Every record below should be printed exactly as it appears.

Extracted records
____________

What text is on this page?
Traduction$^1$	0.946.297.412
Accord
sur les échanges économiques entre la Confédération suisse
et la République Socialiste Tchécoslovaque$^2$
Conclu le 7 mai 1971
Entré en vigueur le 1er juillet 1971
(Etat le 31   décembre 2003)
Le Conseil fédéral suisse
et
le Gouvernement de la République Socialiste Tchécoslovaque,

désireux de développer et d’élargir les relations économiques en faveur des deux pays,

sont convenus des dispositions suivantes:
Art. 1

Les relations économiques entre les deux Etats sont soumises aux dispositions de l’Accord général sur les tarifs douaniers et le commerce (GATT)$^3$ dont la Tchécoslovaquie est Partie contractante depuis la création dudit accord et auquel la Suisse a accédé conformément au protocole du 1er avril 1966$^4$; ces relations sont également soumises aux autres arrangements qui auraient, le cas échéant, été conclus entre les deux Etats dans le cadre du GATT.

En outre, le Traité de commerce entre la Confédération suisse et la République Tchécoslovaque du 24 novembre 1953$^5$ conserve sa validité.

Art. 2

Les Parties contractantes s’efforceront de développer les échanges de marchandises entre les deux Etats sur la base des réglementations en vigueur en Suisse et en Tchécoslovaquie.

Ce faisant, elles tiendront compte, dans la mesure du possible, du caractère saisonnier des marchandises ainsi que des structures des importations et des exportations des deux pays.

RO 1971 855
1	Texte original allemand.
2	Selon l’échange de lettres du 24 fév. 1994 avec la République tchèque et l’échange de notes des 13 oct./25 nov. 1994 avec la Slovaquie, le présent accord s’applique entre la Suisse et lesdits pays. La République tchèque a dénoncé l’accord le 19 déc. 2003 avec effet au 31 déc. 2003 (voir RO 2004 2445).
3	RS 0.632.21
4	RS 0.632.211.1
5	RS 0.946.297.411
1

____________

* Expected output *
What text is on this page?
Traduction$^1$	0.946.297.412
Accord
sur les échanges économiques entre la Confédération suisse
et la République Socialiste Tchécoslovaque$^2$
Conclu le 7 mai 1971
Entré en vigueur le 1er juillet 1971
(Etat le 31   décembre 2003)
Le Conseil fédéral suisse
et
le Gouvernement de la République Socialiste Tchécoslovaque,

désireux de développer et d’élargir les relations économiques en faveur des deux pays,

sont convenus des dispositions suivantes:
Art. 1

Les relations économiques entre les deux Etats sont soumises aux dispositions de l’Accord général sur les tarifs douaniers et le commerce (GATT)$^3$ dont la Tchécoslovaquie est Partie contractante depuis la création dudit accord et auquel la Suisse a accédé conformément au protocole du 1er avril 1966$^4$; ces relations sont également soumises aux autres arrangements qui auraient, le cas échéant, été conclus entre les deux Etats dans le cadre du GATT.

En outre, le Traité de commerce entre la Confédération suisse et la République Tchécoslovaque du 24 novembre 1953$^5$ conserve sa validité.

Art. 2

Les Parties contractantes s’efforceront de développer les échanges de marchandises entre les deux Etats sur la base des réglementations en vigueur en Suisse et en Tchécoslovaquie.

Ce faisant, elles tiendront compte, dans la mesure du possible, du caractère saisonnier des marchandises ainsi que des structures des importations et des exportations des deux pays.

RO 1971 855
1	Texte original allemand.
2	Selon l’échange de lettres du 24 fév. 1994 avec la République tchèque et l’échange de notes des 13 oct./25 nov. 1994 avec la Slovaquie, le présent accord s’applique entre la Suisse et lesdits pays. La République tchèque a dénoncé l’accord le 19 déc. 2003 avec effet au 31 déc. 2003 (voir RO 2004 2445).
3	RS 0.632.21
4	RS 0.632.211.1
5	RS 0.946.297.411
1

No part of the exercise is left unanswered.